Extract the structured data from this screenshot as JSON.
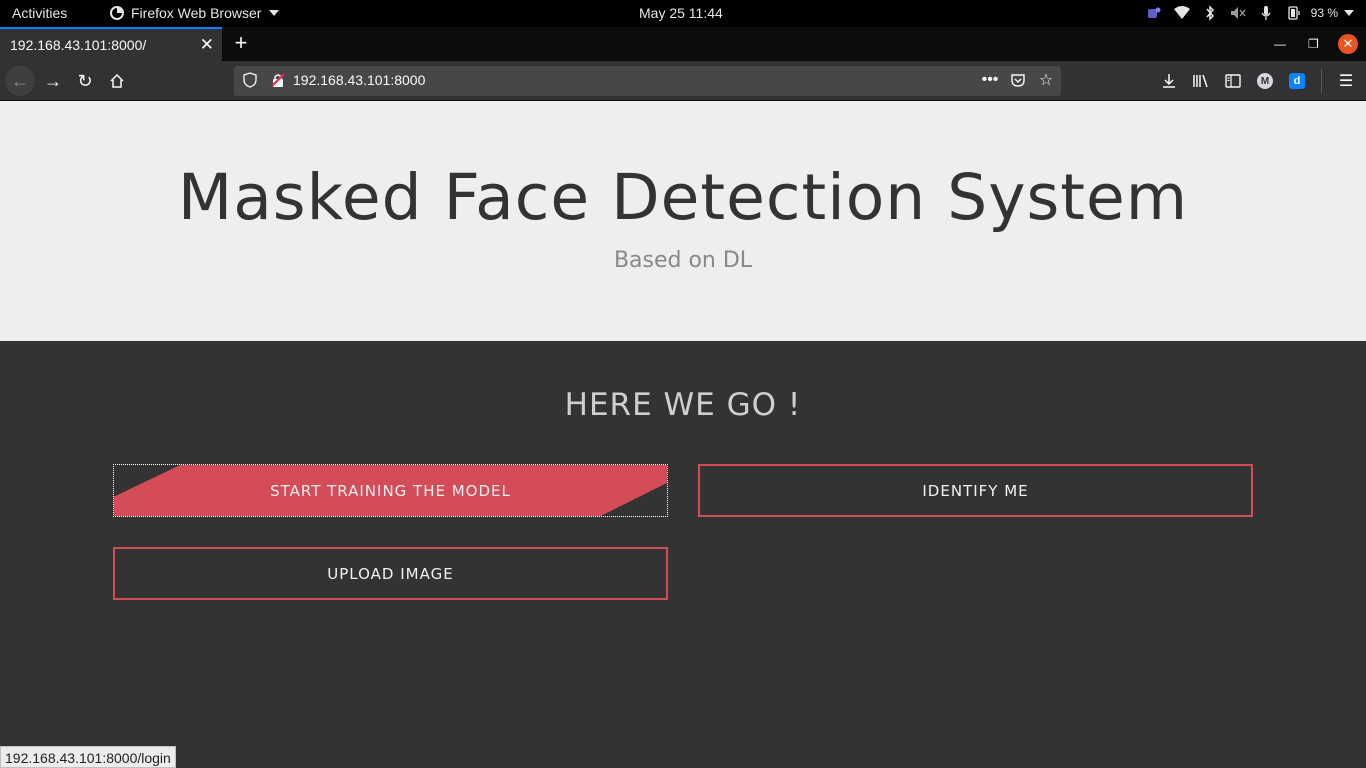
{
  "topbar": {
    "activities": "Activities",
    "app_menu": "Firefox Web Browser",
    "clock": "May 25  11:44",
    "battery": "93 %"
  },
  "browser": {
    "tab_title": "192.168.43.101:8000/",
    "url": "192.168.43.101:8000",
    "status_link": "192.168.43.101:8000/login"
  },
  "hero": {
    "title": "Masked Face Detection System",
    "subtitle": "Based on DL"
  },
  "main": {
    "heading": "HERE WE GO !",
    "buttons": {
      "train": "START TRAINING THE MODEL",
      "identify": "IDENTIFY ME",
      "upload": "UPLOAD IMAGE"
    }
  },
  "colors": {
    "accent": "#d44c58",
    "dark_bg": "#333333",
    "hero_bg": "#eeeeee"
  }
}
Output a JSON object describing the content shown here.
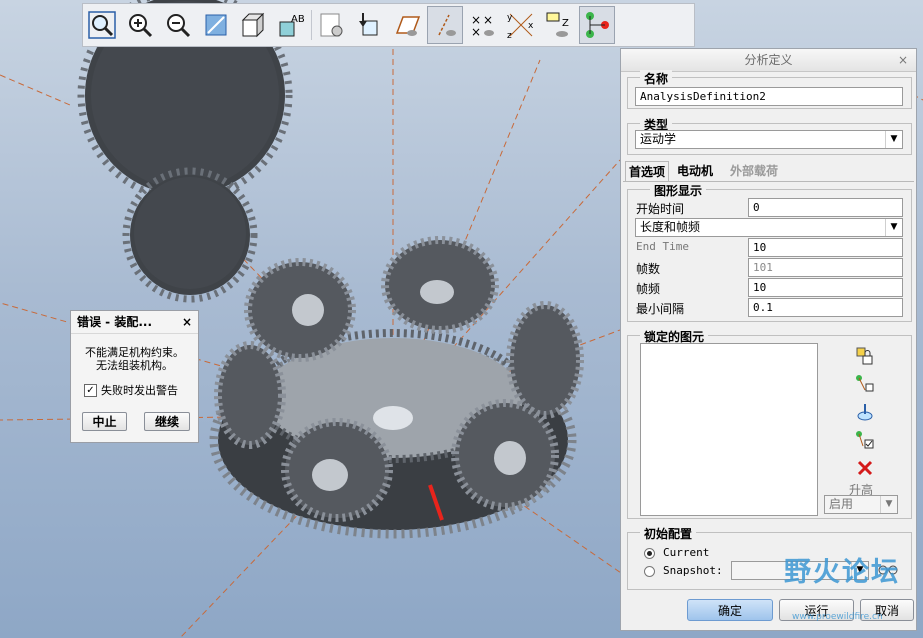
{
  "toolbar": {
    "buttons": [
      {
        "icon": "zoom-fit-icon"
      },
      {
        "icon": "zoom-in-icon"
      },
      {
        "icon": "zoom-out-icon"
      },
      {
        "icon": "repaint-icon"
      },
      {
        "icon": "view-orientation-cube-icon"
      },
      {
        "icon": "display-style-icon",
        "text": "AB"
      },
      {
        "icon": "saved-views-icon"
      },
      {
        "icon": "datum-display-icon"
      },
      {
        "icon": "plane-display-icon"
      },
      {
        "icon": "axis-display-icon"
      },
      {
        "icon": "point-display-icon"
      },
      {
        "icon": "csys-display-icon",
        "text": "yx z"
      },
      {
        "icon": "annotation-display-icon",
        "text": "Z"
      },
      {
        "icon": "connection-display-icon"
      }
    ]
  },
  "error_dialog": {
    "title": "错误 - 装配...",
    "close": "×",
    "message_line1": "不能满足机构约束。",
    "message_line2": "无法组装机构。",
    "checkbox_label": "失败时发出警告",
    "checkbox_checked": true,
    "abort_button": "中止",
    "continue_button": "继续"
  },
  "analysis_dialog": {
    "title": "分析定义",
    "close": "×",
    "name_label": "名称",
    "name_value": "AnalysisDefinition2",
    "type_label": "类型",
    "type_value": "运动学",
    "tabs": [
      "首选项",
      "电动机",
      "外部载荷"
    ],
    "graph_display": {
      "label": "图形显示",
      "start_time_label": "开始时间",
      "start_time_value": "0",
      "mode_value": "长度和帧频",
      "end_time_label": "End Time",
      "end_time_value": "10",
      "frames_label": "帧数",
      "frames_value": "101",
      "frame_rate_label": "帧频",
      "frame_rate_value": "10",
      "min_interval_label": "最小间隔",
      "min_interval_value": "0.1"
    },
    "locked_entities": {
      "label": "锁定的图元",
      "raise_label": "升高",
      "enable_value": "启用"
    },
    "initial_config": {
      "label": "初始配置",
      "current_label": "Current",
      "snapshot_label": "Snapshot:"
    },
    "ok_button": "确定",
    "run_button": "运行",
    "cancel_button": "取消"
  },
  "watermark": {
    "text": "野火论坛",
    "url": "www.proewildfire.cn"
  },
  "colors": {
    "accent": "#6d9bd1",
    "gear": "#4a4e54",
    "highlight": "#e8241c",
    "datum": "#c86a3a"
  }
}
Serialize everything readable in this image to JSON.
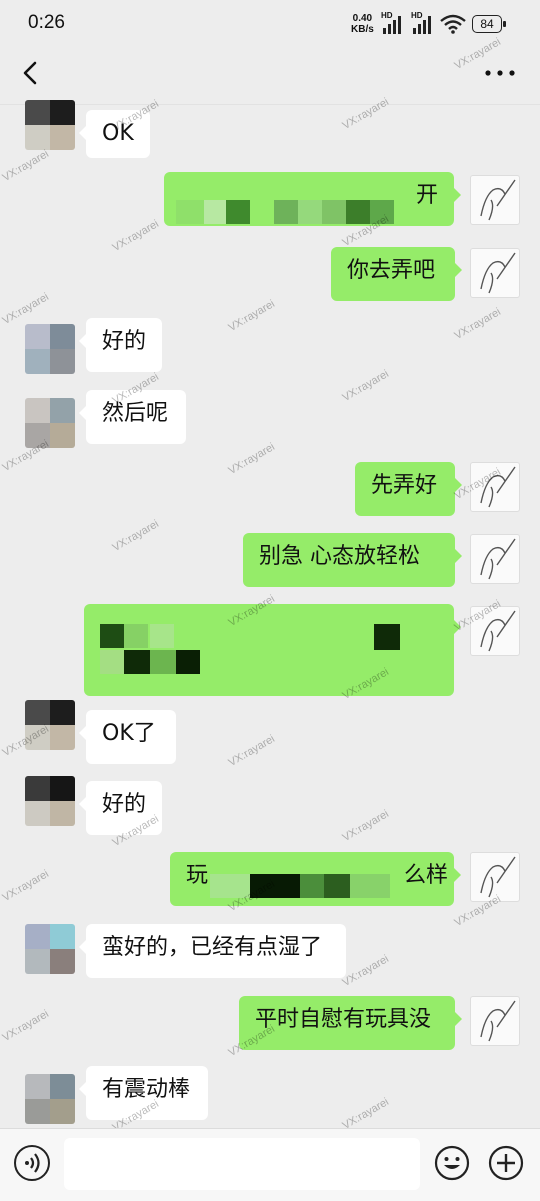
{
  "status_bar": {
    "time": "0:26",
    "net_speed_value": "0.40",
    "net_speed_unit": "KB/s",
    "hd1": "HD",
    "hd2": "HD",
    "battery": "84"
  },
  "header": {
    "back_icon": "chevron-left-icon",
    "more_icon": "more-dots-icon"
  },
  "watermark": "VX:rayarei",
  "colors": {
    "background": "#ededed",
    "incoming_bubble": "#ffffff",
    "outgoing_bubble": "#95ec69"
  },
  "messages": [
    {
      "side": "in",
      "text": "OK"
    },
    {
      "side": "out",
      "text": "开",
      "redacted": true
    },
    {
      "side": "out",
      "text": "你去弄吧"
    },
    {
      "side": "in",
      "text": "好的"
    },
    {
      "side": "in",
      "text": "然后呢"
    },
    {
      "side": "out",
      "text": "先弄好"
    },
    {
      "side": "out",
      "text": "别急 心态放轻松"
    },
    {
      "side": "out",
      "text": "",
      "redacted": true
    },
    {
      "side": "in",
      "text": "OK了"
    },
    {
      "side": "in",
      "text": "好的"
    },
    {
      "side": "out",
      "text": "么样",
      "prefix": "玩",
      "redacted": true
    },
    {
      "side": "in",
      "text": "蛮好的，已经有点湿了"
    },
    {
      "side": "out",
      "text": "平时自慰有玩具没"
    },
    {
      "side": "in",
      "text": "有震动棒"
    }
  ],
  "input_bar": {
    "voice_icon": "voice-icon",
    "emoji_icon": "emoji-icon",
    "plus_icon": "plus-icon",
    "text_value": ""
  }
}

**********

Reproduce each entry precisely, dropping only the pictures.

◆ REPLY TO THE EXERCISE ◆
Extract the structured data from this screenshot as JSON.
{
  "topbar": {
    "activities": "Activities",
    "app_menu": "Firefox Web Browser",
    "clock": "May 25  11:44",
    "battery": "93 %"
  },
  "browser": {
    "tab_title": "192.168.43.101:8000/",
    "url": "192.168.43.101:8000",
    "status_link": "192.168.43.101:8000/login"
  },
  "hero": {
    "title": "Masked Face Detection System",
    "subtitle": "Based on DL"
  },
  "main": {
    "heading": "HERE WE GO !",
    "buttons": {
      "train": "START TRAINING THE MODEL",
      "identify": "IDENTIFY ME",
      "upload": "UPLOAD IMAGE"
    }
  },
  "colors": {
    "accent": "#d44c58",
    "dark_bg": "#333333",
    "hero_bg": "#eeeeee"
  }
}
Output a JSON object describing the content shown here.
{
  "toolbar": {
    "buttons": [
      {
        "icon": "zoom-fit-icon"
      },
      {
        "icon": "zoom-in-icon"
      },
      {
        "icon": "zoom-out-icon"
      },
      {
        "icon": "repaint-icon"
      },
      {
        "icon": "view-orientation-cube-icon"
      },
      {
        "icon": "display-style-icon",
        "text": "AB"
      },
      {
        "icon": "saved-views-icon"
      },
      {
        "icon": "datum-display-icon"
      },
      {
        "icon": "plane-display-icon"
      },
      {
        "icon": "axis-display-icon"
      },
      {
        "icon": "point-display-icon"
      },
      {
        "icon": "csys-display-icon",
        "text": "yx z"
      },
      {
        "icon": "annotation-display-icon",
        "text": "Z"
      },
      {
        "icon": "connection-display-icon"
      }
    ]
  },
  "error_dialog": {
    "title": "错误 - 装配...",
    "close": "×",
    "message_line1": "不能满足机构约束。",
    "message_line2": "无法组装机构。",
    "checkbox_label": "失败时发出警告",
    "checkbox_checked": true,
    "abort_button": "中止",
    "continue_button": "继续"
  },
  "analysis_dialog": {
    "title": "分析定义",
    "close": "×",
    "name_label": "名称",
    "name_value": "AnalysisDefinition2",
    "type_label": "类型",
    "type_value": "运动学",
    "tabs": [
      "首选项",
      "电动机",
      "外部载荷"
    ],
    "graph_display": {
      "label": "图形显示",
      "start_time_label": "开始时间",
      "start_time_value": "0",
      "mode_value": "长度和帧频",
      "end_time_label": "End Time",
      "end_time_value": "10",
      "frames_label": "帧数",
      "frames_value": "101",
      "frame_rate_label": "帧频",
      "frame_rate_value": "10",
      "min_interval_label": "最小间隔",
      "min_interval_value": "0.1"
    },
    "locked_entities": {
      "label": "锁定的图元",
      "raise_label": "升高",
      "enable_value": "启用"
    },
    "initial_config": {
      "label": "初始配置",
      "current_label": "Current",
      "snapshot_label": "Snapshot:"
    },
    "ok_button": "确定",
    "run_button": "运行",
    "cancel_button": "取消"
  },
  "watermark": {
    "text": "野火论坛",
    "url": "www.proewildfire.cn"
  },
  "colors": {
    "accent": "#6d9bd1",
    "gear": "#4a4e54",
    "highlight": "#e8241c",
    "datum": "#c86a3a"
  }
}
Serialize everything readable in this image to JSON.
{
  "status_bar": {
    "time": "0:26",
    "net_speed_value": "0.40",
    "net_speed_unit": "KB/s",
    "hd1": "HD",
    "hd2": "HD",
    "battery": "84"
  },
  "header": {
    "back_icon": "chevron-left-icon",
    "more_icon": "more-dots-icon"
  },
  "watermark": "VX:rayarei",
  "colors": {
    "background": "#ededed",
    "incoming_bubble": "#ffffff",
    "outgoing_bubble": "#95ec69"
  },
  "messages": [
    {
      "side": "in",
      "text": "OK"
    },
    {
      "side": "out",
      "text": "开",
      "redacted": true
    },
    {
      "side": "out",
      "text": "你去弄吧"
    },
    {
      "side": "in",
      "text": "好的"
    },
    {
      "side": "in",
      "text": "然后呢"
    },
    {
      "side": "out",
      "text": "先弄好"
    },
    {
      "side": "out",
      "text": "别急 心态放轻松"
    },
    {
      "side": "out",
      "text": "",
      "redacted": true
    },
    {
      "side": "in",
      "text": "OK了"
    },
    {
      "side": "in",
      "text": "好的"
    },
    {
      "side": "out",
      "text": "么样",
      "prefix": "玩",
      "redacted": true
    },
    {
      "side": "in",
      "text": "蛮好的，已经有点湿了"
    },
    {
      "side": "out",
      "text": "平时自慰有玩具没"
    },
    {
      "side": "in",
      "text": "有震动棒"
    }
  ],
  "input_bar": {
    "voice_icon": "voice-icon",
    "emoji_icon": "emoji-icon",
    "plus_icon": "plus-icon",
    "text_value": ""
  }
}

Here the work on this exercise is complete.